Document text:
Isard-family boats trim themselves, so the AP button is greyed out in GLW mode. Just set the wind angle and steer.
Organised Second Life races use enforced event wind set by race buoys, which override personal wind HUDs. WindLock is for sailors steering their own boats outside of organised competition - leisurely tours of the Blake Sea, full-tilt blasts across open water, and single-handing two-handed boats for the joy of it.
Some sailors want the wind in world coordinates, locked to the cardinals rather than the bow - and there's a real reason for it. Translating world wind against your heading is the core skill of sailing, and this HUD does that translation for you. WindSock is deliberately simpler: set the wind direction, the wedge stays put as you turn, and you read the sails to find the trim yourself. It's a teaching aid more than a racing tool - good for learners, or for sailors who want to keep the spatial reasoning sharp. Same fleet, same protocols, opposite philosophy. Sibling tools, not competitors - pick the one that suits how you want to sail, or how you want to learn.
Some sailors will see WindLock as a shortcut around skills they've worked hard to build, and that's a fair concern worth addressing directly. So here's what WindLock does, and more importantly, what it doesn't.
WindLock removes one specific friction: tracking wind direction across heading changes. That's the part of sailing that's hardest to internalise from a chair, and it's the friction that puts single-handing a large yacht out of reach for most newer sailors. So much attention goes to where the wind is that there's none left for anything else.
That's all it does. WindLock doesn't trim your sails — on most boats, that's still your job or your autopilot's. It doesn't pick your point of sail. It doesn't navigate. It doesn't read the telltales for you. It doesn't make you a sailor. It just holds the wind angle stable as you turn, so the sails you've trimmed stay trimmed.

Exercise objective: Decide whether each statement agrees with the WindLock text: (a) WindLock trims the sails for you; (b) in organized Second Life races, event wind overrides personal wind HUDs; (c) with WindSock, the wedge stays put as you turn. Answer yes or no for each, and quote the deciding words of the text.

[Records contained in a dataset]
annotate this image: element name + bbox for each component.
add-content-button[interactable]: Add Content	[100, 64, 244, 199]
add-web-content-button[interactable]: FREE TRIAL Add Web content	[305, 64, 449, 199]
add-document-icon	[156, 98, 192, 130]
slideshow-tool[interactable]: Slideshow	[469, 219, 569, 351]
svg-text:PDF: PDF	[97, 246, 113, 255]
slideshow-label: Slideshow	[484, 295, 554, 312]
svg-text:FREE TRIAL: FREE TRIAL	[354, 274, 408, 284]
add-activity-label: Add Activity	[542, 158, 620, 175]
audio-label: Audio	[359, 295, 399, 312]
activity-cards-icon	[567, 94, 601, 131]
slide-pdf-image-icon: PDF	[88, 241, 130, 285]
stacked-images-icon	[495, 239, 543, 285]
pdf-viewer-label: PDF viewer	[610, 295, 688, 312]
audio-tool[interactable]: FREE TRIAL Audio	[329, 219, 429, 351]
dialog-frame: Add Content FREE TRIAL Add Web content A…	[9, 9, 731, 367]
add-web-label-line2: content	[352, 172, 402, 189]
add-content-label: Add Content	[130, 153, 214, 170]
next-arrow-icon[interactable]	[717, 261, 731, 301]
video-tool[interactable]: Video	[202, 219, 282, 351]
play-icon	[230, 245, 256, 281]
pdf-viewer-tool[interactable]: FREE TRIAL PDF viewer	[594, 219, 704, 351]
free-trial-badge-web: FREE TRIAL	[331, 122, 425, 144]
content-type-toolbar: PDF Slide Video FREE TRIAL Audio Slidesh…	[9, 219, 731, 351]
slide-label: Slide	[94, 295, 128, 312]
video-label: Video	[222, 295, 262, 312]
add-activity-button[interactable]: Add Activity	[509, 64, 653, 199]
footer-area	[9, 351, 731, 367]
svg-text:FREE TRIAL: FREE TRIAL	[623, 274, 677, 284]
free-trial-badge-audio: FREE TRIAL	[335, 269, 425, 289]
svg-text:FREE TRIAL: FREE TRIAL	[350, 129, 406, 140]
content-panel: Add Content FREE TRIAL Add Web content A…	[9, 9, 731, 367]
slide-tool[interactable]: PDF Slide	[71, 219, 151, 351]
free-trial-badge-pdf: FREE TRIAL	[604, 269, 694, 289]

Answer:
(a) No: "WindLock doesn't trim your sails"
(b) Yes: "Organised Second Life races use enforced event wind set by race buoys, which override personal wind HUDs"
(c) Yes: "the wedge stays put as you turn"